[Stored data entries]
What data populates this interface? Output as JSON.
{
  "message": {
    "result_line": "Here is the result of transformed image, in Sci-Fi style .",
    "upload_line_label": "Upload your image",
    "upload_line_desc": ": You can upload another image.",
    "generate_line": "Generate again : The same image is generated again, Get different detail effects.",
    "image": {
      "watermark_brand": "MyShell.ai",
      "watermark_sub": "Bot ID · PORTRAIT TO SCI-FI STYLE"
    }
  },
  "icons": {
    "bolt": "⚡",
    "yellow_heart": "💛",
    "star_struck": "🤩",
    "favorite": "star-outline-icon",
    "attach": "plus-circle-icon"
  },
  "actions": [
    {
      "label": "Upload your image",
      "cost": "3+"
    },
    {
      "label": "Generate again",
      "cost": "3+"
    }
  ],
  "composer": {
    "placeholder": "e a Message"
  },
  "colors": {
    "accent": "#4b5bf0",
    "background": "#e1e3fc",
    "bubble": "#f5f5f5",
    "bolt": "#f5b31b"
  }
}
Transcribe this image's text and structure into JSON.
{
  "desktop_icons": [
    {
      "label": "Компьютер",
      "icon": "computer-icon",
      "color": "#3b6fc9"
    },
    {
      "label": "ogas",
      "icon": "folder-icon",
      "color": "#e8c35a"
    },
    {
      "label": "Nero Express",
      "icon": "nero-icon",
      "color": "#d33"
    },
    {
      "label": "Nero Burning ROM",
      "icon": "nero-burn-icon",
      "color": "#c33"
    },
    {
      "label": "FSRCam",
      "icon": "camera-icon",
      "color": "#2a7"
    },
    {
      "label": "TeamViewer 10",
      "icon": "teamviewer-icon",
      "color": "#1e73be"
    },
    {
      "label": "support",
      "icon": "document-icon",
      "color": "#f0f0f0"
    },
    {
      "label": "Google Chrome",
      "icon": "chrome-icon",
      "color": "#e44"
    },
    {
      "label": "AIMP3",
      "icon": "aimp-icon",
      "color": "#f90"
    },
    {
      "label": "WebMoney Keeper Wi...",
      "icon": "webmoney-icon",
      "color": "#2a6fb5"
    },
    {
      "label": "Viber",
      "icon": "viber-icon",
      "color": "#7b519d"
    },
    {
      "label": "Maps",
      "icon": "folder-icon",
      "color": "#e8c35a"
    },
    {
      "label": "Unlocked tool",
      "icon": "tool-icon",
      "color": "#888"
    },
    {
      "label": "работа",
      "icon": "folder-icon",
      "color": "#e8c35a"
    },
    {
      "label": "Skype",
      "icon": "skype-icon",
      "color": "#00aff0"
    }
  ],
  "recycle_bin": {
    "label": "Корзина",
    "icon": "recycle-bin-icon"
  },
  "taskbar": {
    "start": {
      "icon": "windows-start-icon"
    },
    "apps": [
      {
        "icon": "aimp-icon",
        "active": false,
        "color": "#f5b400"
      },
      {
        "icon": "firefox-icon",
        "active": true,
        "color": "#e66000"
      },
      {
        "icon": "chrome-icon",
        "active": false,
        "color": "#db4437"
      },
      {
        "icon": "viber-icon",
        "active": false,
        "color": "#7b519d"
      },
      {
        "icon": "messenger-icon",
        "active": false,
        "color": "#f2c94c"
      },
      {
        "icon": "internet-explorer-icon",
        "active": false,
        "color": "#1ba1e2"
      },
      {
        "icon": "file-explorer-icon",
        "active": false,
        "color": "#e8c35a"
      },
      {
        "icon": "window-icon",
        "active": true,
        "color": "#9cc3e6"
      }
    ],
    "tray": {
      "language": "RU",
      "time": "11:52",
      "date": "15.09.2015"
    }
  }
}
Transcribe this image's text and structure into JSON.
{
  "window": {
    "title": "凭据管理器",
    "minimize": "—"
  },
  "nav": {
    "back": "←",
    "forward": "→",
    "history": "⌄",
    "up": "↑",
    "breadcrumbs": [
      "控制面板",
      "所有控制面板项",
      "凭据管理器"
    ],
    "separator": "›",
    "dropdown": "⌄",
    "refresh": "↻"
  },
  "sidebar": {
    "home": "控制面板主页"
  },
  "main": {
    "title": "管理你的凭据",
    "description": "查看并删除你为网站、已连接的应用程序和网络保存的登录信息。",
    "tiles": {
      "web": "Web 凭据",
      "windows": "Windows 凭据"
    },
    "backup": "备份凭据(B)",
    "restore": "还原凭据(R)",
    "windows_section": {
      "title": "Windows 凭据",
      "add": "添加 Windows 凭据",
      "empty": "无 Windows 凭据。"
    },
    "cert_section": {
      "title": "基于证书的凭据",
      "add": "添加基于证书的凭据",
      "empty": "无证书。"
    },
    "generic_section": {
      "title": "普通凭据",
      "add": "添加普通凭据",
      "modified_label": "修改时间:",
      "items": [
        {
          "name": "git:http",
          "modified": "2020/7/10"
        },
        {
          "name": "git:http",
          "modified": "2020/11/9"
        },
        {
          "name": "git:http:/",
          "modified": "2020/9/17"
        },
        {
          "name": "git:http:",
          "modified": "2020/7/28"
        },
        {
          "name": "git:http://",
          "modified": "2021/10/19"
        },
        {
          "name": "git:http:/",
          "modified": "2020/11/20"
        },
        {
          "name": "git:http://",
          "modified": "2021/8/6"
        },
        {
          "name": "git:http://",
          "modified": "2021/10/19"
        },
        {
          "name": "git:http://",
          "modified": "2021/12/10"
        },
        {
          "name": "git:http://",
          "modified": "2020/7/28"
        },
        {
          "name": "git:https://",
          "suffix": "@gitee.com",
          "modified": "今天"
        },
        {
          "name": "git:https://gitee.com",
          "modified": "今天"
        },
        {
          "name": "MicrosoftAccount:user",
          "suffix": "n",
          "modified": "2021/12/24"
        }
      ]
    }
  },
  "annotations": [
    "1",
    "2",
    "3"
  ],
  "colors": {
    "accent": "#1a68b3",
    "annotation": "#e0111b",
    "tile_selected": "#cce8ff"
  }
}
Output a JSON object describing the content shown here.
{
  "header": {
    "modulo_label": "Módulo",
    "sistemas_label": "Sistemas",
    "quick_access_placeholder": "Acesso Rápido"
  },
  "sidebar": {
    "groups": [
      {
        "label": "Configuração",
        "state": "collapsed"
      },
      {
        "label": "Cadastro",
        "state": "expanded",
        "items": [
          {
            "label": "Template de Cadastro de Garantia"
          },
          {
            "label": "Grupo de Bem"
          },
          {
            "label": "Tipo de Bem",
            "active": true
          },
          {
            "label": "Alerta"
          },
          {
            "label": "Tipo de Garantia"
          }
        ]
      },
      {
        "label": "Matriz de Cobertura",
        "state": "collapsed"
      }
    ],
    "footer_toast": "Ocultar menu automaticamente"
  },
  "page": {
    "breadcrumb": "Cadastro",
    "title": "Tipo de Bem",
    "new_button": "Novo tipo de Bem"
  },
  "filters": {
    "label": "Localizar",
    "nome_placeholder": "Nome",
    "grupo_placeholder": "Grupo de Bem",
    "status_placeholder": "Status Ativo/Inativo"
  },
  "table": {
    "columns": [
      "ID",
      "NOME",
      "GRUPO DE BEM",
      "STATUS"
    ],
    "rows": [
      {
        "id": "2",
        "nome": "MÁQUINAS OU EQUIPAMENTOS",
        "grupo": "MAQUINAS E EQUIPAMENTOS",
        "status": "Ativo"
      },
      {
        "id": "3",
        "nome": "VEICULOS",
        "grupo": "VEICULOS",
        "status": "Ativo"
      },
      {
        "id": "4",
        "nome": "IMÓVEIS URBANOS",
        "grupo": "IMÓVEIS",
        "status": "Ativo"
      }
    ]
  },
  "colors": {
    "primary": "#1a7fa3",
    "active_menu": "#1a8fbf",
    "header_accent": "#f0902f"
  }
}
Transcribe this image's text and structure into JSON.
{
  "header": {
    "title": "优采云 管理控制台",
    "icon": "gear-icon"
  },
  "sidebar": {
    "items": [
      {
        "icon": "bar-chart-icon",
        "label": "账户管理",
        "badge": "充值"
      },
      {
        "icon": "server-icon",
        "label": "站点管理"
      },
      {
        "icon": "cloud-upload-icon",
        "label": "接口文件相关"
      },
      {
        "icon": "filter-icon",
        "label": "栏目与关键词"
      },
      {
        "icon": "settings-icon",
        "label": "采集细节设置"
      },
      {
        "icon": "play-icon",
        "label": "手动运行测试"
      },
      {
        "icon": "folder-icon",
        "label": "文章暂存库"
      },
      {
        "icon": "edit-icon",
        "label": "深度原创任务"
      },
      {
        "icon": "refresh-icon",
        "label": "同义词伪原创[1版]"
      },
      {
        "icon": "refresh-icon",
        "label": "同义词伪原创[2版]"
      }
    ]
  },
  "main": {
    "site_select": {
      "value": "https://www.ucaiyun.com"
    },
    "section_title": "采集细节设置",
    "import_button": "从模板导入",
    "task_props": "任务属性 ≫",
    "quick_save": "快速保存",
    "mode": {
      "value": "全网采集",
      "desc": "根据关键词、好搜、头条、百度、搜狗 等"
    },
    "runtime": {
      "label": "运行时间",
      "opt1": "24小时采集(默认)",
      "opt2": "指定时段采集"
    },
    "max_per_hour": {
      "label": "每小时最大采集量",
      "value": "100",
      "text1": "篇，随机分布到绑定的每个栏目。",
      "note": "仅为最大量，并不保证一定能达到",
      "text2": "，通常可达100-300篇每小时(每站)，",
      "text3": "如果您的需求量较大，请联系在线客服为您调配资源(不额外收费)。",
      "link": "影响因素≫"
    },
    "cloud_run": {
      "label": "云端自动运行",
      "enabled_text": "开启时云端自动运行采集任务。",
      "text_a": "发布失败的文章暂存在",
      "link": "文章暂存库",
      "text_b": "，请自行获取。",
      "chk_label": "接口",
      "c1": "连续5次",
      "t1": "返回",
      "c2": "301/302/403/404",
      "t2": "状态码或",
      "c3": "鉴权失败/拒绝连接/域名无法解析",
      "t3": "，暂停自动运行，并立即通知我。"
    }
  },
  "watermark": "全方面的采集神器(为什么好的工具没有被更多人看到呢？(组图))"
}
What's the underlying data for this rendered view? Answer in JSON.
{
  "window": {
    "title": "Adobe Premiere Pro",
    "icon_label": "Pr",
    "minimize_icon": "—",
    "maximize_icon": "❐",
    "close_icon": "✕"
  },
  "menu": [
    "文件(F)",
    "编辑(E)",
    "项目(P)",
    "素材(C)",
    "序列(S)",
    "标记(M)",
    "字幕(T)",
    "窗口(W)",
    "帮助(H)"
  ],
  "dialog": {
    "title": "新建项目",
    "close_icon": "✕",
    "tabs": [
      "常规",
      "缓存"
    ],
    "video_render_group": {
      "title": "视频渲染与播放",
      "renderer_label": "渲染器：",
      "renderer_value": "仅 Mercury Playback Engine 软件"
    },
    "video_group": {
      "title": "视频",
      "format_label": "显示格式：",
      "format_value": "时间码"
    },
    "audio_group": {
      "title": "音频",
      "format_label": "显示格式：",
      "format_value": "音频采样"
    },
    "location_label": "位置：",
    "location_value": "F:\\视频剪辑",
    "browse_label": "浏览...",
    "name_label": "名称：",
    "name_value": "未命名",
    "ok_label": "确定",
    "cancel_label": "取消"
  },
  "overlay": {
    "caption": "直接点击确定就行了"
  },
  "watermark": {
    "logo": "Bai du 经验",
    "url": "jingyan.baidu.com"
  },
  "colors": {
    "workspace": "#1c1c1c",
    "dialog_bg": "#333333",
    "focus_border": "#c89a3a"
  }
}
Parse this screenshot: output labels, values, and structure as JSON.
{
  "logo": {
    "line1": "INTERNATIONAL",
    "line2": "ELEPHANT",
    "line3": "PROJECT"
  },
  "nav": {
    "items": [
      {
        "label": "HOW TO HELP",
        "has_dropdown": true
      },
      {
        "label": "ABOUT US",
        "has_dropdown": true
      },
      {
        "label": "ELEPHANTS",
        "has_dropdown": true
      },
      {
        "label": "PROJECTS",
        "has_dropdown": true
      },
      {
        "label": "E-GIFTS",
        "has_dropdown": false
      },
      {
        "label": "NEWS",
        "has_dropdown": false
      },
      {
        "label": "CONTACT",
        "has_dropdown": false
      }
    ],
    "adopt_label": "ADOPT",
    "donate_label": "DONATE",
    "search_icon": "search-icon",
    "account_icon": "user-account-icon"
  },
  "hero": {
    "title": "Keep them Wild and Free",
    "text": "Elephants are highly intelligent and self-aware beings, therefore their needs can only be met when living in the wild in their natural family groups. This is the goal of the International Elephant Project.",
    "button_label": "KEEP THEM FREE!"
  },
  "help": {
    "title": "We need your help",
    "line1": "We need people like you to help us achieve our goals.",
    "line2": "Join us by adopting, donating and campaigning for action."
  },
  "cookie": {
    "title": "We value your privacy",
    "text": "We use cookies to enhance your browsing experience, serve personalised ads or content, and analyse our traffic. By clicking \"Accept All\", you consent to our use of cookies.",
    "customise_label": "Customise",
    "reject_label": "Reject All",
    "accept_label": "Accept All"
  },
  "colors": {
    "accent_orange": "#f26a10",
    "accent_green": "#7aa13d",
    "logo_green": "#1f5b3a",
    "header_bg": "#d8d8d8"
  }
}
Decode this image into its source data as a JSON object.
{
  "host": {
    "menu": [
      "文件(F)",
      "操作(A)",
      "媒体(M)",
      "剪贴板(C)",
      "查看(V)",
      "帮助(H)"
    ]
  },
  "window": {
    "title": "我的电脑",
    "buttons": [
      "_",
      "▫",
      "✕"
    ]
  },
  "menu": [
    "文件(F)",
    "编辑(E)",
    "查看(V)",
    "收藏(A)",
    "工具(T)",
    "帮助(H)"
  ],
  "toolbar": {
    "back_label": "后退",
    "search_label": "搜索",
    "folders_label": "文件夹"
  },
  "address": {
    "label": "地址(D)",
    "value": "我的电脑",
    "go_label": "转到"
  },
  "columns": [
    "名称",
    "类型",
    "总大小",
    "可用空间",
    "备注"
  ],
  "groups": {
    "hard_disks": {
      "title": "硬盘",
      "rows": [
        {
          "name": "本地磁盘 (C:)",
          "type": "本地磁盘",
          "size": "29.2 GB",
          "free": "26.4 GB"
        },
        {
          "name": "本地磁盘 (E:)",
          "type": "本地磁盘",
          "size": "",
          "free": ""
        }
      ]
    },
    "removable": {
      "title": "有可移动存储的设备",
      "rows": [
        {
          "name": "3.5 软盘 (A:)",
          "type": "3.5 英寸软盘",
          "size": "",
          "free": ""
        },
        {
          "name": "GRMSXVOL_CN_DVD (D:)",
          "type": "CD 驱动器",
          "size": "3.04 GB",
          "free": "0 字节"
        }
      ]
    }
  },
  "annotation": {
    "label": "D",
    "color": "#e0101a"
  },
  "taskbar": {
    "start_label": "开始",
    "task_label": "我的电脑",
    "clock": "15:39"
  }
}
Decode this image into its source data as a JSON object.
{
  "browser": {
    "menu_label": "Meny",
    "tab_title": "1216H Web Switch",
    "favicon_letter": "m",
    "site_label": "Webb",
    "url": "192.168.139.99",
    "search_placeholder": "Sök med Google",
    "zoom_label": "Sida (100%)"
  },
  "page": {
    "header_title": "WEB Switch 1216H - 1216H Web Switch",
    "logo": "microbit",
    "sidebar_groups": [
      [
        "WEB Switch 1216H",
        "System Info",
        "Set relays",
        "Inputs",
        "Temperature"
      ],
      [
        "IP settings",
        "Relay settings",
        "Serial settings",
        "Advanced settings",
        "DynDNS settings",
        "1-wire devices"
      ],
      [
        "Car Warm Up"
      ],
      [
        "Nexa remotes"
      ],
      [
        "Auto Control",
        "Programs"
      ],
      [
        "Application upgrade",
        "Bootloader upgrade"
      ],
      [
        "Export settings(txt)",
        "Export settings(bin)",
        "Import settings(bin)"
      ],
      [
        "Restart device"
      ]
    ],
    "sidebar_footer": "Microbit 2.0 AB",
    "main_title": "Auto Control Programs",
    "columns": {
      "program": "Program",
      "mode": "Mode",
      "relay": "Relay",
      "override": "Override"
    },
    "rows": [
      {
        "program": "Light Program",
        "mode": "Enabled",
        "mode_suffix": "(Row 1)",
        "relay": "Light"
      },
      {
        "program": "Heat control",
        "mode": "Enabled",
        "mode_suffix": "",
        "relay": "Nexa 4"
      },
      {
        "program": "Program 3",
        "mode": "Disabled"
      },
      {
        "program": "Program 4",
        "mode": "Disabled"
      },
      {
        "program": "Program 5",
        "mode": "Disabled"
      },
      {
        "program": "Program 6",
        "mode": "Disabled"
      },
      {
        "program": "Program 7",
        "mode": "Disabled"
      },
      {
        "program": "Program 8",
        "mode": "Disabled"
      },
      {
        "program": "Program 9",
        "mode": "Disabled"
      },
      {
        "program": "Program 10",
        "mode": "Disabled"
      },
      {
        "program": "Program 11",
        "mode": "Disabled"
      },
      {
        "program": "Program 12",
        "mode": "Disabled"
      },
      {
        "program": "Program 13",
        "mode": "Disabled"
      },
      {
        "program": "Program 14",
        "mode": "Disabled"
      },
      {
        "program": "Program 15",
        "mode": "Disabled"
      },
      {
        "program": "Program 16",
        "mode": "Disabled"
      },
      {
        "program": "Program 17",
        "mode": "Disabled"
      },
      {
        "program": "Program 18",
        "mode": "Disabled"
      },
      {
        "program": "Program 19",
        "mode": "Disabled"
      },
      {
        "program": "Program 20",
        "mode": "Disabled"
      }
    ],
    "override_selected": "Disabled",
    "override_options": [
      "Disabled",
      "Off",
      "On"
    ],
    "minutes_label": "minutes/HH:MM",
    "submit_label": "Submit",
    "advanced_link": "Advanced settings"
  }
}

Aim:
Give only the number of lines in the data that hold the string "What".

Result for this exercise:
2